Start
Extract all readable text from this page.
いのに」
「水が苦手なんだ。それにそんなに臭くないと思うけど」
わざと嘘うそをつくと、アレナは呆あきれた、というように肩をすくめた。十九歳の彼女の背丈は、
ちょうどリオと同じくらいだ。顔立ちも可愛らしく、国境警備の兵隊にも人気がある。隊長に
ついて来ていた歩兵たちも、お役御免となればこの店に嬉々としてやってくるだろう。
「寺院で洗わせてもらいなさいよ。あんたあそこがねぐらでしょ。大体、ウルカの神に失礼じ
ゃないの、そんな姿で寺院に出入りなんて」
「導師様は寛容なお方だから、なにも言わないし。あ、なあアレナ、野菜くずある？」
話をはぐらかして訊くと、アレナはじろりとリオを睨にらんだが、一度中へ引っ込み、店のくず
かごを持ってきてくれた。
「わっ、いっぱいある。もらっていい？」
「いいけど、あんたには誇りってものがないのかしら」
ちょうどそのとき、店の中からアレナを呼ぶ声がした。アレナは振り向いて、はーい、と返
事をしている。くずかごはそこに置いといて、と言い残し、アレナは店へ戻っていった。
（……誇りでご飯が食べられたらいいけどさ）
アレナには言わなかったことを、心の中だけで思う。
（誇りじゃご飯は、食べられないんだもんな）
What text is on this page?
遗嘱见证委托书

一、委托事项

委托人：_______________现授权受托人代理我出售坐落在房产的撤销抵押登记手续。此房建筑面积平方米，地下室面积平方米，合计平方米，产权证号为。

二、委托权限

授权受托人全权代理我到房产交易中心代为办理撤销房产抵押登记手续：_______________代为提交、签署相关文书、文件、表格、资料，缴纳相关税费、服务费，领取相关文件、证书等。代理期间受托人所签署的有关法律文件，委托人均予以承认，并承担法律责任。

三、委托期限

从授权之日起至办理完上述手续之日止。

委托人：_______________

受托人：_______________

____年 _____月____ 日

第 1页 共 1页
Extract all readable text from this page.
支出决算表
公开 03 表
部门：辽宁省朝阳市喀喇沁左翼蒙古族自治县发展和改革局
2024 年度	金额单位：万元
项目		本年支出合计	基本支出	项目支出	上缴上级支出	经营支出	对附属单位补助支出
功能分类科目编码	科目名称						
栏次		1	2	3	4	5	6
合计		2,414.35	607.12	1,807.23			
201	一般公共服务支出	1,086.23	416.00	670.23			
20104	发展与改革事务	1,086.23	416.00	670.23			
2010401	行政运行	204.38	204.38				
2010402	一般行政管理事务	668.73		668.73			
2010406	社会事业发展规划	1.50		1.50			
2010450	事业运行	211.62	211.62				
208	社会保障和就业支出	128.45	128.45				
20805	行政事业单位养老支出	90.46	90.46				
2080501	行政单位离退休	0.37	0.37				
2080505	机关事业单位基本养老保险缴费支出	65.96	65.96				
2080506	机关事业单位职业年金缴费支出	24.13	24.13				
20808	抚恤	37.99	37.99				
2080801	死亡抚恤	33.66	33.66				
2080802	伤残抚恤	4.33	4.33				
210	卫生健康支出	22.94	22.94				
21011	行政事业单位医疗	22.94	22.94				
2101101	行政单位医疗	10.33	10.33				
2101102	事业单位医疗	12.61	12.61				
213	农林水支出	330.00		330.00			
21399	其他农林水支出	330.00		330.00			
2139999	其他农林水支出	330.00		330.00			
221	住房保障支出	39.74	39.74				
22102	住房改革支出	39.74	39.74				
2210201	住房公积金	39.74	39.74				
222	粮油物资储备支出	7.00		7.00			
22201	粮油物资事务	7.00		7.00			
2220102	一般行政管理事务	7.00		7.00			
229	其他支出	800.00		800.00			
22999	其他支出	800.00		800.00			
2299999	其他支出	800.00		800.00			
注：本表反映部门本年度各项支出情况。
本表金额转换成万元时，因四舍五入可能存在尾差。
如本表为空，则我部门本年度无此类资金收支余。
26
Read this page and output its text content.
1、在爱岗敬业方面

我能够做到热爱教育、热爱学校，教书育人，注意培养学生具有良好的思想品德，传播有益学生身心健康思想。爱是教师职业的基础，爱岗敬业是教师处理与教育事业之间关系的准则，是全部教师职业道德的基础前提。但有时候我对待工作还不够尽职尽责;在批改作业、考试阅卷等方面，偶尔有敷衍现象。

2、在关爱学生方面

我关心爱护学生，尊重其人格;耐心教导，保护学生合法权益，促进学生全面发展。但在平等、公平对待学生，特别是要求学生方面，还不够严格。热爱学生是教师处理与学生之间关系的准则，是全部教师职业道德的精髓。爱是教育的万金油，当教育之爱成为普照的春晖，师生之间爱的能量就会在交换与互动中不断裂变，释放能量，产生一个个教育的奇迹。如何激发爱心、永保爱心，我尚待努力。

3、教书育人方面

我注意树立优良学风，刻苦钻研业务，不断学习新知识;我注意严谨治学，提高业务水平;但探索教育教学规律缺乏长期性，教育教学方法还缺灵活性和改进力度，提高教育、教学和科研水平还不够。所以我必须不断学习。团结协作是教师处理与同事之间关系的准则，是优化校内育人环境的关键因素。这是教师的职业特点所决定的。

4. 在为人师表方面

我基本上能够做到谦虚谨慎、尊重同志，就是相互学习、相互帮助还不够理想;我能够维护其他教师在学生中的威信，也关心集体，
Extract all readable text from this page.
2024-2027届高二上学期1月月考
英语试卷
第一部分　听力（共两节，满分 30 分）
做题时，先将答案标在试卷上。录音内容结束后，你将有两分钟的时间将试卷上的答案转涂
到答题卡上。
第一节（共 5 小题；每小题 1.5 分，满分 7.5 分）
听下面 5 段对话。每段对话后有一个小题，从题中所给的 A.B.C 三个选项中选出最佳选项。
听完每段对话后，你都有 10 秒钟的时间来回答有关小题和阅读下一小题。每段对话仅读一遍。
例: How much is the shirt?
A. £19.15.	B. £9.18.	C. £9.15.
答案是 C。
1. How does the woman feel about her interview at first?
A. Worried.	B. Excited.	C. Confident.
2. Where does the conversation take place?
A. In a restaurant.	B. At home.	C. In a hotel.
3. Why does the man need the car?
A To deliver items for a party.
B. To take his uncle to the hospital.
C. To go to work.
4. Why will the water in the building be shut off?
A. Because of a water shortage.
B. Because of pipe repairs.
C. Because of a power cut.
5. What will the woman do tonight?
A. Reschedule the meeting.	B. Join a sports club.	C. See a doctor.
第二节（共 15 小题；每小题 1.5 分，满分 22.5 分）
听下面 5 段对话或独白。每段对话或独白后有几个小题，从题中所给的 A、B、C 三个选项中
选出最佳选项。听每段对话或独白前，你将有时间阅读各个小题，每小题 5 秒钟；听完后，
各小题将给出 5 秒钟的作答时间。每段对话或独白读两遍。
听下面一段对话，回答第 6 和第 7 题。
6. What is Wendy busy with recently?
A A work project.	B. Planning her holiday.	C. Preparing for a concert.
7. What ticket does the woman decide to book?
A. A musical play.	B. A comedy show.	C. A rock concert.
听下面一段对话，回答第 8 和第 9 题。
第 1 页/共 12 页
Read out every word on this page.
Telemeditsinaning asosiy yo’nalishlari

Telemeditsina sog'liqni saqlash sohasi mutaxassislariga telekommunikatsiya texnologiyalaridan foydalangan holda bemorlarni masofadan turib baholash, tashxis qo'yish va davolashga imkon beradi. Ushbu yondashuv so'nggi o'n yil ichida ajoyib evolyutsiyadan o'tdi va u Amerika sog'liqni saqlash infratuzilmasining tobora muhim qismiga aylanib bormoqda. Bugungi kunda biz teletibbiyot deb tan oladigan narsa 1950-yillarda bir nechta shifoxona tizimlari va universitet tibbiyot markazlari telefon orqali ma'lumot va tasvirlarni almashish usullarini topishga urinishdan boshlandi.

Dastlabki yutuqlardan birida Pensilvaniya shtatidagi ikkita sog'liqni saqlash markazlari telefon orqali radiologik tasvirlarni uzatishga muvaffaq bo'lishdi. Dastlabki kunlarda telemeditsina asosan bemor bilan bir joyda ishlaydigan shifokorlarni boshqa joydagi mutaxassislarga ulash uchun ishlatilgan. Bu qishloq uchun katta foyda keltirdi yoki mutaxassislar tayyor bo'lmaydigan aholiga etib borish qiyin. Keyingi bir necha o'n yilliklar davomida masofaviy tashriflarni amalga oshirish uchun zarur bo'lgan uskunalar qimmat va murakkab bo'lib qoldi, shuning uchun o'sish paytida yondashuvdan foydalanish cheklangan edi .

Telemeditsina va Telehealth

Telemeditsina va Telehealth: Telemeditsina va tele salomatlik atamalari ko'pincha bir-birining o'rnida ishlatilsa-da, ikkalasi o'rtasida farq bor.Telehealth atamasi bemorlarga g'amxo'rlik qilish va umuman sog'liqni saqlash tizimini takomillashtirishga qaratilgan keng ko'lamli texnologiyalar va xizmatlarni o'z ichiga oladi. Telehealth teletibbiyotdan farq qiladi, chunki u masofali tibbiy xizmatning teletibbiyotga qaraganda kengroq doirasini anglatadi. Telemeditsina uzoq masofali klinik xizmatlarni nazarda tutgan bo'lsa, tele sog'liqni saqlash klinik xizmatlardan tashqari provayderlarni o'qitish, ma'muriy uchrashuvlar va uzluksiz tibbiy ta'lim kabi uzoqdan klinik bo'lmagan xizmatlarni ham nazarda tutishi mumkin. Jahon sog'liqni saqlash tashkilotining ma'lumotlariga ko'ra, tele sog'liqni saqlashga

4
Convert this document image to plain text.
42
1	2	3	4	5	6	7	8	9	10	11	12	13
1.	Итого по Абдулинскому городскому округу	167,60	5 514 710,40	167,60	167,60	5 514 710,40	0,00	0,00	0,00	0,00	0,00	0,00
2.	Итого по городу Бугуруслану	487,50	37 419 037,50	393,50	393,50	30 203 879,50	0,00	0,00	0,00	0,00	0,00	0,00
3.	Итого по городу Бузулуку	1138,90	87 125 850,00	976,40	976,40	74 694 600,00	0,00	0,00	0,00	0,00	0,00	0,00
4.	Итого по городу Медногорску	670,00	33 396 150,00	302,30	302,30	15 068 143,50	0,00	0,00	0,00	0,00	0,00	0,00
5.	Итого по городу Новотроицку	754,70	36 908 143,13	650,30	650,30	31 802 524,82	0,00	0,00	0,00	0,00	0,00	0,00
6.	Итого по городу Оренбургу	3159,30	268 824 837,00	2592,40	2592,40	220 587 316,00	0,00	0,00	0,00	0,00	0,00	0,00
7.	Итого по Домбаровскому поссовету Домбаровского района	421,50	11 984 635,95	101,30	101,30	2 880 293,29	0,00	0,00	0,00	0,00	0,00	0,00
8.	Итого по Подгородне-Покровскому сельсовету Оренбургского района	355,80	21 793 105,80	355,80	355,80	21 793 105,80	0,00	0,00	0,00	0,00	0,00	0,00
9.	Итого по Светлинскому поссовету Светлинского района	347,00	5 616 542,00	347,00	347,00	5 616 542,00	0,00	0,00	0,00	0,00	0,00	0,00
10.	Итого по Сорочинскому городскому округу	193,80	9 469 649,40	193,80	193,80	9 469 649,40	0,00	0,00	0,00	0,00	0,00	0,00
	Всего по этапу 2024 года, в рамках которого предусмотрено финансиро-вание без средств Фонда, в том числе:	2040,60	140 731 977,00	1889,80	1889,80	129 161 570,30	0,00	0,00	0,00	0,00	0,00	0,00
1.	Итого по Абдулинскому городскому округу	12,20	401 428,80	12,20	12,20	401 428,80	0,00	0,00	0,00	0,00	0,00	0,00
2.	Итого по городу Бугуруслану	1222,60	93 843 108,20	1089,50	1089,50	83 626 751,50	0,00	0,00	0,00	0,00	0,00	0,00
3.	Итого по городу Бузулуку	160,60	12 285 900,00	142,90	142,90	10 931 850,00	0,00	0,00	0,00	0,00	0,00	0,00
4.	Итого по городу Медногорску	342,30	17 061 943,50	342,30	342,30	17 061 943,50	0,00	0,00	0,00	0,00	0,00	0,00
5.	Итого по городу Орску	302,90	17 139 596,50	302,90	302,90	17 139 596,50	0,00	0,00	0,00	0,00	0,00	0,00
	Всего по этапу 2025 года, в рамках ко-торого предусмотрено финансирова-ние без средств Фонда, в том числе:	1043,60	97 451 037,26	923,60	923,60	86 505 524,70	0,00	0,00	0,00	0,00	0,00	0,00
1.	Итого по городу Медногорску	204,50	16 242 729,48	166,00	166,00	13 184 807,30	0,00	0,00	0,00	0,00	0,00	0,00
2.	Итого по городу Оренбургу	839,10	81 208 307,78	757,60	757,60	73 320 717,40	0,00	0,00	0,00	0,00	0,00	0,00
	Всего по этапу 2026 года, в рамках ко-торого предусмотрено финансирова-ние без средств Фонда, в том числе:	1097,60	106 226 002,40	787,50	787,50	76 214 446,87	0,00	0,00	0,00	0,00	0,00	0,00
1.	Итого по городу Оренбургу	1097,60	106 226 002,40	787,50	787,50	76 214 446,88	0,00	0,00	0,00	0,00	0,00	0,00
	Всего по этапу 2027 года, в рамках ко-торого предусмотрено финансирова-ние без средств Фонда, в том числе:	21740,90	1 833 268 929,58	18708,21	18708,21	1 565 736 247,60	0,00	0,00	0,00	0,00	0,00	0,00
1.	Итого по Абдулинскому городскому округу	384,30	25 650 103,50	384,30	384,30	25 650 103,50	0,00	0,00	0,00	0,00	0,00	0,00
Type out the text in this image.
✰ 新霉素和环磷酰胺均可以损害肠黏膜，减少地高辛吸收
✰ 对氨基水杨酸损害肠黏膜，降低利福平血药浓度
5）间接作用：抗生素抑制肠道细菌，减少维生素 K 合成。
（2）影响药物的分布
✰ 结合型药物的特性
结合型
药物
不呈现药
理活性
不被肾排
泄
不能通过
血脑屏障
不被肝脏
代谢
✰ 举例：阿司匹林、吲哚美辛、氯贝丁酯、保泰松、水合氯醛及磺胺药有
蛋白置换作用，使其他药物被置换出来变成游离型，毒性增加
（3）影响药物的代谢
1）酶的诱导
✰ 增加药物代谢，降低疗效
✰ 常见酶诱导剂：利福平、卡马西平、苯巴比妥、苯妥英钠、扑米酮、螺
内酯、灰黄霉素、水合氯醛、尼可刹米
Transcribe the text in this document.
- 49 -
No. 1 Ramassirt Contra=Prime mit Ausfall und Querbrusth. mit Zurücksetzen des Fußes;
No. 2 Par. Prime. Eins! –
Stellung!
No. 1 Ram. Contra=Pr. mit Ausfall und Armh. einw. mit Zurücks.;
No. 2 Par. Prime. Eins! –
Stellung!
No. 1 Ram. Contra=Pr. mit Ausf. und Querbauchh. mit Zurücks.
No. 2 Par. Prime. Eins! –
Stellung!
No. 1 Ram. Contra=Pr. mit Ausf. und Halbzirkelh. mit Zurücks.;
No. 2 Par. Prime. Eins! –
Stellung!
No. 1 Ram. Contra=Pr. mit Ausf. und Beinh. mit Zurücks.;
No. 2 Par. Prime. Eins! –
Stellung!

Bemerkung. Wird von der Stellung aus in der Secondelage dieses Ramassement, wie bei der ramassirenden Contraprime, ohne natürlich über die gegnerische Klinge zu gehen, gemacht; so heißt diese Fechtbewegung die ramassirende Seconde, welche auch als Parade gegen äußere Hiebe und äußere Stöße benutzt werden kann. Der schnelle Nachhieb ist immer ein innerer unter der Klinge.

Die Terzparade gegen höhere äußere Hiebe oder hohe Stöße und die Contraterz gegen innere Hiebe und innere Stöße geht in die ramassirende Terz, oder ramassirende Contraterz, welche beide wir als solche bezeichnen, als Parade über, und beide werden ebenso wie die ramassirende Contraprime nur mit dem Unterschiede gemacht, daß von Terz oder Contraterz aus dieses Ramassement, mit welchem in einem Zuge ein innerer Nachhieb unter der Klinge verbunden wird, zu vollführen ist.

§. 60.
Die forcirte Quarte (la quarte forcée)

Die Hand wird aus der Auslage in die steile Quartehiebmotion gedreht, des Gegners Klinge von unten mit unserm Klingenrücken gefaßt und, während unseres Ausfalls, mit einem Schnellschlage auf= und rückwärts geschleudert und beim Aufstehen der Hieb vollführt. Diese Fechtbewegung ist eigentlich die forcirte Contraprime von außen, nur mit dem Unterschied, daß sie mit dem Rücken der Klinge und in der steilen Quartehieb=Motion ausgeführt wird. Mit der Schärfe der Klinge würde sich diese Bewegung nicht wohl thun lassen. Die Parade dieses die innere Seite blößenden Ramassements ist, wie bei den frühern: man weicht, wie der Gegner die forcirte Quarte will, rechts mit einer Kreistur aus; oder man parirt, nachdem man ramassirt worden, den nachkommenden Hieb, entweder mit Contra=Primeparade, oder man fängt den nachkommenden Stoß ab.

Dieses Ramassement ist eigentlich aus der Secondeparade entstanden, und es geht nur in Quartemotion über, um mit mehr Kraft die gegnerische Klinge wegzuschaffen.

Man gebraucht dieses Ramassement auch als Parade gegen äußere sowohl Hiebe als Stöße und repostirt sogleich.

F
End
Where does the word "text" appear? Return each line that holds it.

Extract all readable text from this page.
What text is on this page?
Extract all readable text from this page.
Read this page and output its text content.
Extract all readable text from this page.
Convert this document image to plain text.
Type out the text in this image.
Transcribe the text in this document.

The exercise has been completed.